> **Exercise details**
In the records below, work out how many lines hold the word "Config". Report the number alone.

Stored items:
>>>
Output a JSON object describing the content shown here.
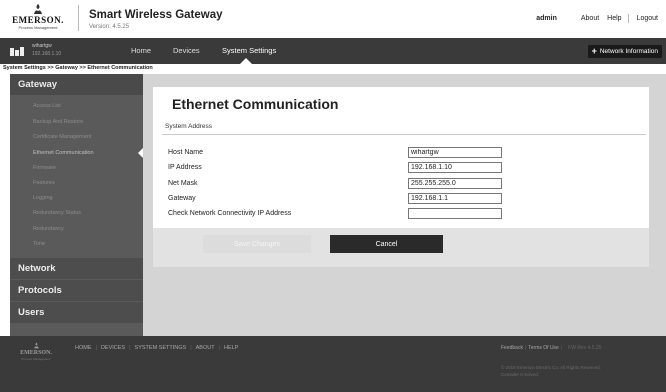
{
  "header": {
    "logo": {
      "word": "EMERSON.",
      "sub": "Process Management"
    },
    "title": "Smart Wireless Gateway",
    "version": "Version: 4.5.25",
    "user": "admin",
    "links": [
      "About",
      "Help",
      "Logout"
    ]
  },
  "navbar": {
    "device_name": "wihartgw",
    "device_ip": "192.168.1.10",
    "tabs": [
      "Home",
      "Devices",
      "System Settings"
    ],
    "active_tab": "System Settings",
    "network_info_label": "Network Information"
  },
  "breadcrumb": "System Settings >> Gateway >> Ethernet Communication",
  "sidebar": {
    "sections": [
      "Gateway",
      "Network",
      "Protocols",
      "Users"
    ],
    "gateway_items": [
      "Access List",
      "Backup And Restore",
      "Certificate Management",
      "Ethernet Communication",
      "Firmware",
      "Features",
      "Logging",
      "Redundancy Status",
      "Redundancy",
      "Time"
    ],
    "active_item": "Ethernet Communication"
  },
  "main": {
    "title": "Ethernet Communication",
    "section": "System Address",
    "fields": [
      {
        "label": "Host Name",
        "value": "wihartgw"
      },
      {
        "label": "IP Address",
        "value": "192.168.1.10"
      },
      {
        "label": "Net Mask",
        "value": "255.255.255.0"
      },
      {
        "label": "Gateway",
        "value": "192.168.1.1"
      },
      {
        "label": "Check Network Connectivity IP Address",
        "value": ""
      }
    ],
    "save_label": "Save Changes",
    "cancel_label": "Cancel"
  },
  "footer": {
    "logo_word": "EMERSON.",
    "logo_sub": "Process Management",
    "nav": [
      "HOME",
      "DEVICES",
      "SYSTEM SETTINGS",
      "ABOUT",
      "HELP"
    ],
    "feedback": "Feedback",
    "terms": "Terms Of Use",
    "version": "FW Rev 4.5.25",
    "copyright_line1": "© 2015 Emerson Electric Co. All Rights Reserved.",
    "copyright_line2": "Consider It Solved."
  },
  "colors": {
    "navbar": "#3a3a3a",
    "sidebar": "#5a5a5a",
    "cancel_button": "#2a2a2a",
    "save_button_disabled": "#dcdcdc",
    "footer": "#3a3a3a"
  },
  "icons": [
    "emerson-logo-icon",
    "gateway-device-icon",
    "plus-icon",
    "nav-pointer-icon",
    "sidebar-pointer-icon"
  ]
}
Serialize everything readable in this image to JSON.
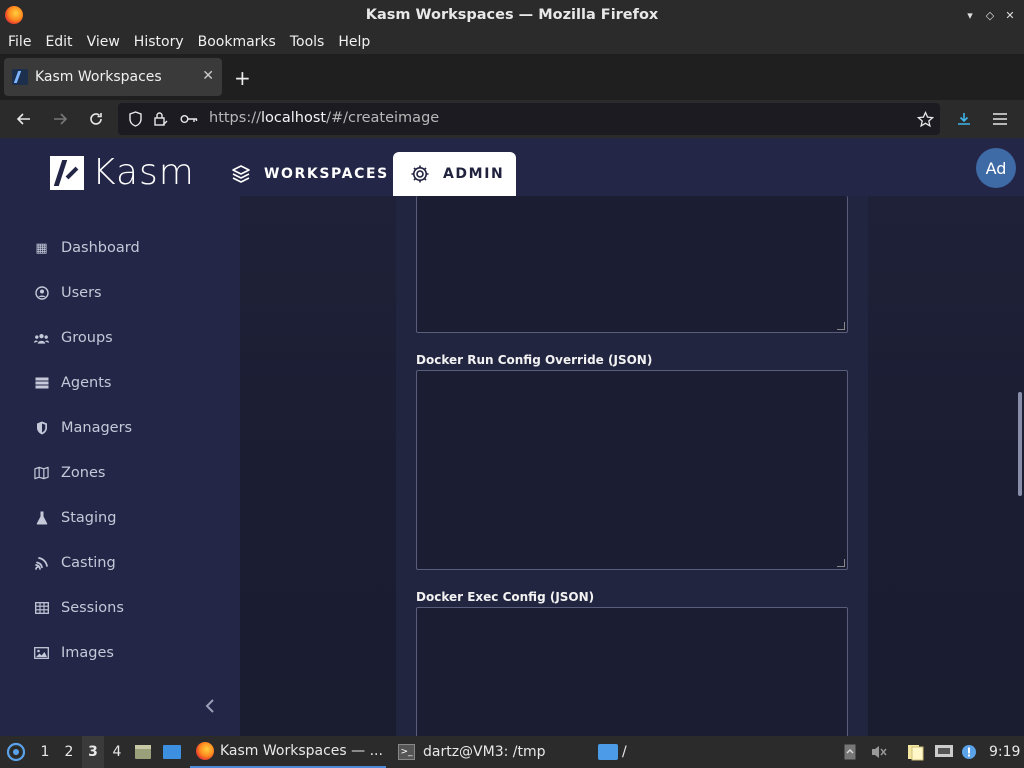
{
  "window": {
    "title": "Kasm Workspaces — Mozilla Firefox"
  },
  "menubar": [
    "File",
    "Edit",
    "View",
    "History",
    "Bookmarks",
    "Tools",
    "Help"
  ],
  "tab": {
    "title": "Kasm Workspaces",
    "close": "✕"
  },
  "newtab": "+",
  "urlbar": {
    "prefix": "https://",
    "host": "localhost",
    "path": "/#/createimage"
  },
  "kasm": {
    "logo_text": "Kasm",
    "nav": {
      "workspaces": "WORKSPACES",
      "admin": "ADMIN"
    },
    "avatar": "Ad",
    "sidebar": [
      {
        "label": "Dashboard",
        "icon": "grid-icon"
      },
      {
        "label": "Users",
        "icon": "user-circle-icon"
      },
      {
        "label": "Groups",
        "icon": "users-icon"
      },
      {
        "label": "Agents",
        "icon": "server-icon"
      },
      {
        "label": "Managers",
        "icon": "shield-icon"
      },
      {
        "label": "Zones",
        "icon": "map-icon"
      },
      {
        "label": "Staging",
        "icon": "flask-icon"
      },
      {
        "label": "Casting",
        "icon": "cast-icon"
      },
      {
        "label": "Sessions",
        "icon": "table-icon"
      },
      {
        "label": "Images",
        "icon": "image-icon"
      }
    ],
    "fields": {
      "docker_run_label": "Docker Run Config Override (JSON)",
      "docker_exec_label": "Docker Exec Config (JSON)"
    }
  },
  "taskbar": {
    "workspaces": [
      "1",
      "2",
      "3",
      "4"
    ],
    "active_workspace": "3",
    "firefox_task": "Kasm Workspaces — ...",
    "terminal_task": "dartz@VM3: /tmp",
    "files_task": "/",
    "clock": "9:19"
  }
}
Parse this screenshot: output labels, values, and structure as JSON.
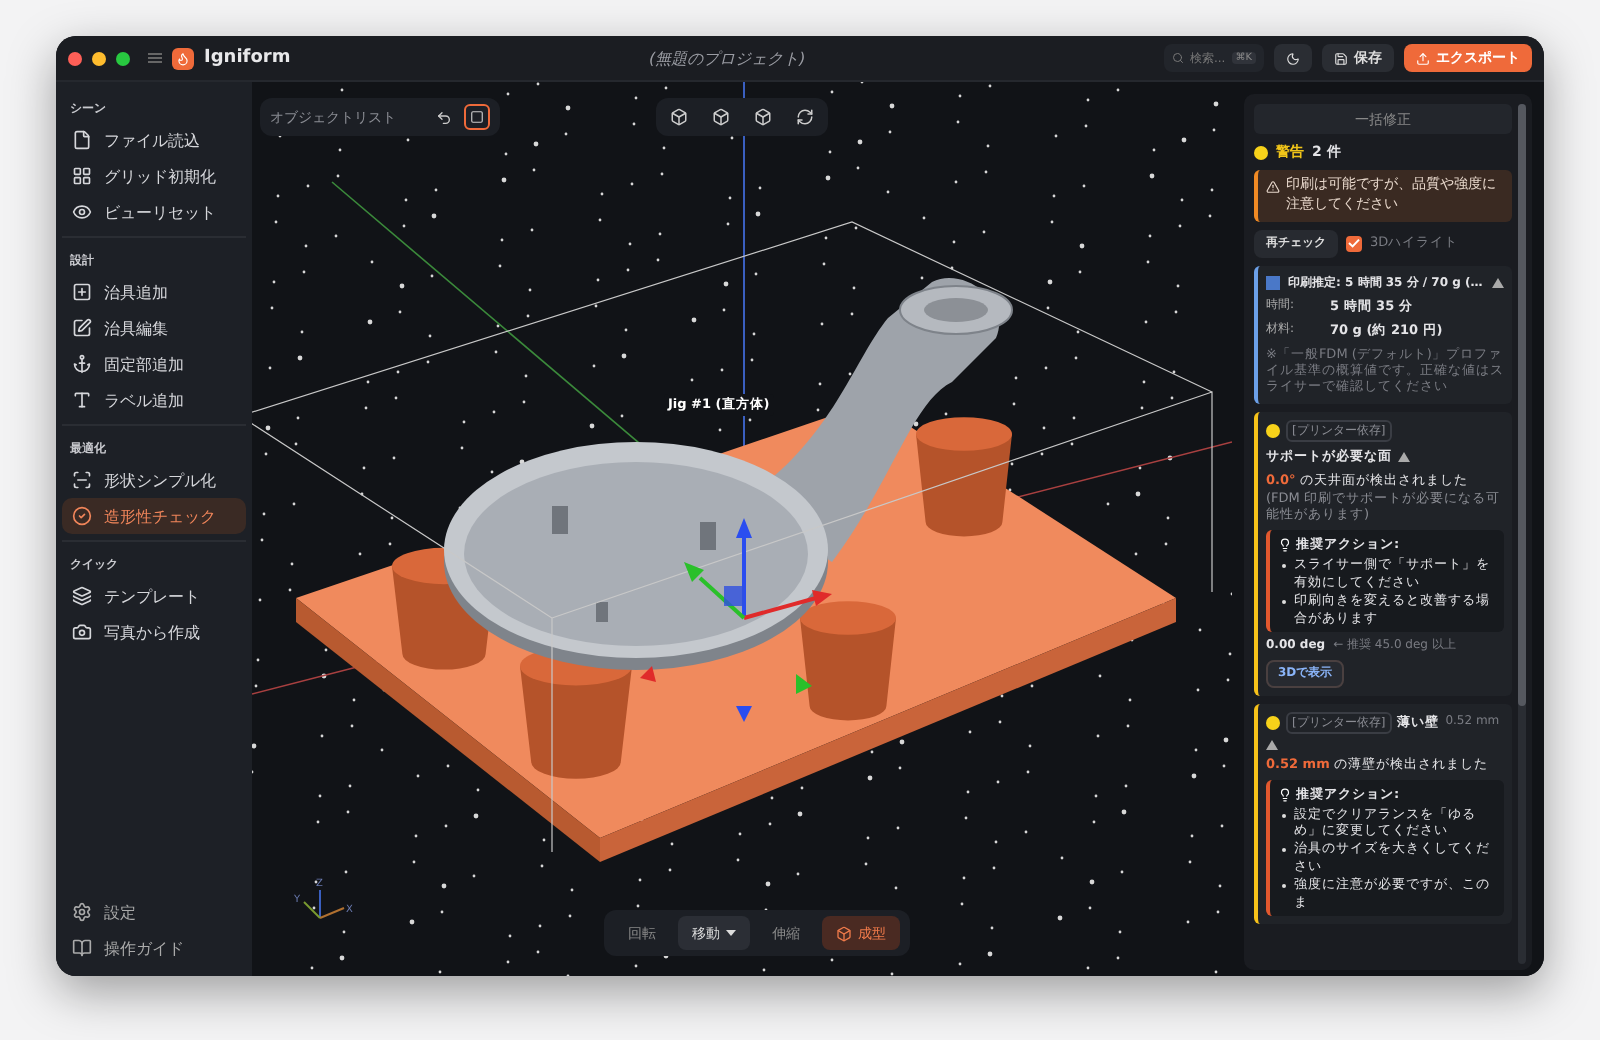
{
  "window": {
    "title": "Igniform",
    "project": "(無題のプロジェクト)"
  },
  "header": {
    "search_placeholder": "検索...",
    "search_shortcut": "⌘K",
    "save": "保存",
    "export": "エクスポート"
  },
  "sidebar": {
    "sections": [
      {
        "title": "シーン",
        "items": [
          {
            "label": "ファイル読込",
            "selected": false
          },
          {
            "label": "グリッド初期化",
            "selected": false
          },
          {
            "label": "ビューリセット",
            "selected": false
          }
        ]
      },
      {
        "title": "設計",
        "items": [
          {
            "label": "治具追加",
            "selected": false
          },
          {
            "label": "治具編集",
            "selected": false
          },
          {
            "label": "固定部追加",
            "selected": false
          },
          {
            "label": "ラベル追加",
            "selected": false
          }
        ]
      },
      {
        "title": "最適化",
        "items": [
          {
            "label": "形状シンプル化",
            "selected": false
          },
          {
            "label": "造形性チェック",
            "selected": true
          }
        ]
      },
      {
        "title": "クイック",
        "items": [
          {
            "label": "テンプレート",
            "selected": false
          },
          {
            "label": "写真から作成",
            "selected": false
          }
        ]
      }
    ],
    "footer": [
      {
        "label": "設定"
      },
      {
        "label": "操作ガイド"
      }
    ]
  },
  "object_list": {
    "title": "オブジェクトリスト",
    "box_mode": true
  },
  "viewport": {
    "object_label": "Jig #1 (直方体)",
    "axis_labels": [
      "X",
      "Y",
      "Z"
    ]
  },
  "mode_bar": [
    {
      "label": "回転",
      "kind": "mode",
      "selected": false
    },
    {
      "label": "移動",
      "kind": "dropdown",
      "selected": true
    },
    {
      "label": "伸縮",
      "kind": "mode",
      "selected": false
    },
    {
      "label": "成型",
      "kind": "action"
    }
  ],
  "check_panel": {
    "fix_all": "一括修正",
    "summary_label": "警告",
    "summary_count": "2 件",
    "alert": "印刷は可能ですが、品質や強度に注意してください",
    "recheck": "再チェック",
    "highlight": {
      "label": "3Dハイライト",
      "checked": true
    },
    "estimate": {
      "title": "印刷推定: 5 時間 35 分 / 70 g (…",
      "expanded": true,
      "rows": [
        {
          "label": "時間:",
          "value": "5 時間 35 分"
        },
        {
          "label": "材料:",
          "value": "70 g (約 210 円)"
        }
      ],
      "note": "※「一般FDM (デフォルト)」プロファイル基準の概算値です。正確な値はスライサーで確認してください"
    },
    "issues": [
      {
        "tag": "[プリンター依存]",
        "title": "サポートが必要な面",
        "expanded": true,
        "value": "0.0°",
        "message": " の天井面が検出されました",
        "note": " (FDM 印刷でサポートが必要になる可能性があります)",
        "action_title": "推奨アクション:",
        "actions": [
          "スライサー側で「サポート」を有効にしてください",
          "印刷向きを変えると改善する場合があります"
        ],
        "reading": "0.00 deg",
        "reading_note": "← 推奨 45.0 deg 以上",
        "view_button": "3Dで表示"
      },
      {
        "tag": "[プリンター依存]",
        "title": "薄い壁",
        "detail": "0.52 mm",
        "expanded": true,
        "value": "0.52 mm",
        "message": " の薄壁が検出されました",
        "action_title": "推奨アクション:",
        "actions": [
          "設定でクリアランスを「ゆるめ」に変更してください",
          "治具のサイズを大きくしてください",
          "強度に注意が必要ですが、このま"
        ]
      }
    ]
  }
}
<<<
> **Result**
2